» **Aim**
Print the full listing exactly.
# Start of Dataset content
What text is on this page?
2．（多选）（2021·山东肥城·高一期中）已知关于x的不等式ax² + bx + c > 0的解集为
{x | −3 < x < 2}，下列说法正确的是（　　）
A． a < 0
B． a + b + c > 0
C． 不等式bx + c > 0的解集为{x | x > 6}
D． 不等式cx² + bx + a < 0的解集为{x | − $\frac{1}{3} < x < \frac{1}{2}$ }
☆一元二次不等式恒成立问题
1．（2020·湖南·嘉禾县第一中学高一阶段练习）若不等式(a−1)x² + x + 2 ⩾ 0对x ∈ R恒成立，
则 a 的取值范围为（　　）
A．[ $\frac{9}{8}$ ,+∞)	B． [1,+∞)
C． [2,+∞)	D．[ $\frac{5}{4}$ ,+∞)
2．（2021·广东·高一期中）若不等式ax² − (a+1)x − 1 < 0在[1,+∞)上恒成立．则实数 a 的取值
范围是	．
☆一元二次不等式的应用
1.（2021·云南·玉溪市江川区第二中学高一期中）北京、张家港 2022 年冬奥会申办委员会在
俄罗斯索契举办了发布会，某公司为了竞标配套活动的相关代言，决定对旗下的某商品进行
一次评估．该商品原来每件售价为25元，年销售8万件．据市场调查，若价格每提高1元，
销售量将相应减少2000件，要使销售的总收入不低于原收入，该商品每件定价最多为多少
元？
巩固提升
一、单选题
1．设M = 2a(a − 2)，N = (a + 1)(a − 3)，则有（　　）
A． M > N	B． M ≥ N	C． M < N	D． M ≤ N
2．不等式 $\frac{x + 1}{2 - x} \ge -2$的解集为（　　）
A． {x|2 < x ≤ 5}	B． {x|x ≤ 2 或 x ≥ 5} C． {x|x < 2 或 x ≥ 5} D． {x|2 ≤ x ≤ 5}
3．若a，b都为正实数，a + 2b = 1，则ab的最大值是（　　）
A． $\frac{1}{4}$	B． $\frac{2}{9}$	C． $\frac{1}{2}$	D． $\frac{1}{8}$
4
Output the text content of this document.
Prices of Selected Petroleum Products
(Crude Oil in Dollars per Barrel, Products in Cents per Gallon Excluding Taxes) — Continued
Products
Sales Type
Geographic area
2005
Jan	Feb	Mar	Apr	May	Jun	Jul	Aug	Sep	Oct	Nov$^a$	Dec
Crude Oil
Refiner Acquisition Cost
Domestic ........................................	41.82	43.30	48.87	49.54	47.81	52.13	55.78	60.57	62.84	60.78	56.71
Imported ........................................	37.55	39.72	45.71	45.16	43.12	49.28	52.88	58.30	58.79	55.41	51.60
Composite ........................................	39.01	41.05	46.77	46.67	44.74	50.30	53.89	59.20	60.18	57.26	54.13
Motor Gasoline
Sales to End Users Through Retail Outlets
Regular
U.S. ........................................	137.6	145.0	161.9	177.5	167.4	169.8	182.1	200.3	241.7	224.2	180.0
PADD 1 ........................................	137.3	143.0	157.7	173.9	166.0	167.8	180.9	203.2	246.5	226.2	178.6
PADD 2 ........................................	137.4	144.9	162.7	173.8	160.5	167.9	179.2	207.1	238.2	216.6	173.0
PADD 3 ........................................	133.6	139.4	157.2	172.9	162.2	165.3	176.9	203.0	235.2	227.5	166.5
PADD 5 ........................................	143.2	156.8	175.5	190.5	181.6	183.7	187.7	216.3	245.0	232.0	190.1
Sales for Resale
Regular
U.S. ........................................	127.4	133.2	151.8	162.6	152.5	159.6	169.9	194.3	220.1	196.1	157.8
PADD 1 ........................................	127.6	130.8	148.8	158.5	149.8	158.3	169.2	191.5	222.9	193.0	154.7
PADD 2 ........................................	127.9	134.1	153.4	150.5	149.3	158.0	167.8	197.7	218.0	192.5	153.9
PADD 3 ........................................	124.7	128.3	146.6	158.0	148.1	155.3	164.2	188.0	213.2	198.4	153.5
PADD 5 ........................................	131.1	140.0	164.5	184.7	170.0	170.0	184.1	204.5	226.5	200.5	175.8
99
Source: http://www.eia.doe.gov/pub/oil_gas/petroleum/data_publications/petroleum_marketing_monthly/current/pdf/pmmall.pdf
# End of Dataset content
» **Task answer**
What text is on this page?
2．（多选）（2021·山东肥城·高一期中）已知关于x的不等式ax² + bx + c > 0的解集为
{x | −3 < x < 2}，下列说法正确的是（　　）
A． a < 0
B． a + b + c > 0
C． 不等式bx + c > 0的解集为{x | x > 6}
D． 不等式cx² + bx + a < 0的解集为{x | − $\frac{1}{3} < x < \frac{1}{2}$ }
☆一元二次不等式恒成立问题
1．（2020·湖南·嘉禾县第一中学高一阶段练习）若不等式(a−1)x² + x + 2 ⩾ 0对x ∈ R恒成立，
则 a 的取值范围为（　　）
A．[ $\frac{9}{8}$ ,+∞)	B． [1,+∞)
C． [2,+∞)	D．[ $\frac{5}{4}$ ,+∞)
2．（2021·广东·高一期中）若不等式ax² − (a+1)x − 1 < 0在[1,+∞)上恒成立．则实数 a 的取值
范围是	．
☆一元二次不等式的应用
1.（2021·云南·玉溪市江川区第二中学高一期中）北京、张家港 2022 年冬奥会申办委员会在
俄罗斯索契举办了发布会，某公司为了竞标配套活动的相关代言，决定对旗下的某商品进行
一次评估．该商品原来每件售价为25元，年销售8万件．据市场调查，若价格每提高1元，
销售量将相应减少2000件，要使销售的总收入不低于原收入，该商品每件定价最多为多少
元？
巩固提升
一、单选题
1．设M = 2a(a − 2)，N = (a + 1)(a − 3)，则有（　　）
A． M > N	B． M ≥ N	C． M < N	D． M ≤ N
2．不等式 $\frac{x + 1}{2 - x} \ge -2$的解集为（　　）
A． {x|2 < x ≤ 5}	B． {x|x ≤ 2 或 x ≥ 5} C． {x|x < 2 或 x ≥ 5} D． {x|2 ≤ x ≤ 5}
3．若a，b都为正实数，a + 2b = 1，则ab的最大值是（　　）
A． $\frac{1}{4}$	B． $\frac{2}{9}$	C． $\frac{1}{2}$	D． $\frac{1}{8}$
4
Output the text content of this document.
Prices of Selected Petroleum Products
(Crude Oil in Dollars per Barrel, Products in Cents per Gallon Excluding Taxes) — Continued
Products
Sales Type
Geographic area
2005
Jan	Feb	Mar	Apr	May	Jun	Jul	Aug	Sep	Oct	Nov$^a$	Dec
Crude Oil
Refiner Acquisition Cost
Domestic ........................................	41.82	43.30	48.87	49.54	47.81	52.13	55.78	60.57	62.84	60.78	56.71
Imported ........................................	37.55	39.72	45.71	45.16	43.12	49.28	52.88	58.30	58.79	55.41	51.60
Composite ........................................	39.01	41.05	46.77	46.67	44.74	50.30	53.89	59.20	60.18	57.26	54.13
Motor Gasoline
Sales to End Users Through Retail Outlets
Regular
U.S. ........................................	137.6	145.0	161.9	177.5	167.4	169.8	182.1	200.3	241.7	224.2	180.0
PADD 1 ........................................	137.3	143.0	157.7	173.9	166.0	167.8	180.9	203.2	246.5	226.2	178.6
PADD 2 ........................................	137.4	144.9	162.7	173.8	160.5	167.9	179.2	207.1	238.2	216.6	173.0
PADD 3 ........................................	133.6	139.4	157.2	172.9	162.2	165.3	176.9	203.0	235.2	227.5	166.5
PADD 5 ........................................	143.2	156.8	175.5	190.5	181.6	183.7	187.7	216.3	245.0	232.0	190.1
Sales for Resale
Regular
U.S. ........................................	127.4	133.2	151.8	162.6	152.5	159.6	169.9	194.3	220.1	196.1	157.8
PADD 1 ........................................	127.6	130.8	148.8	158.5	149.8	158.3	169.2	191.5	222.9	193.0	154.7
PADD 2 ........................................	127.9	134.1	153.4	150.5	149.3	158.0	167.8	197.7	218.0	192.5	153.9
PADD 3 ........................................	124.7	128.3	146.6	158.0	148.1	155.3	164.2	188.0	213.2	198.4	153.5
PADD 5 ........................................	131.1	140.0	164.5	184.7	170.0	170.0	184.1	204.5	226.5	200.5	175.8
99
Source: http://www.eia.doe.gov/pub/oil_gas/petroleum/data_publications/petroleum_marketing_monthly/current/pdf/pmmall.pdf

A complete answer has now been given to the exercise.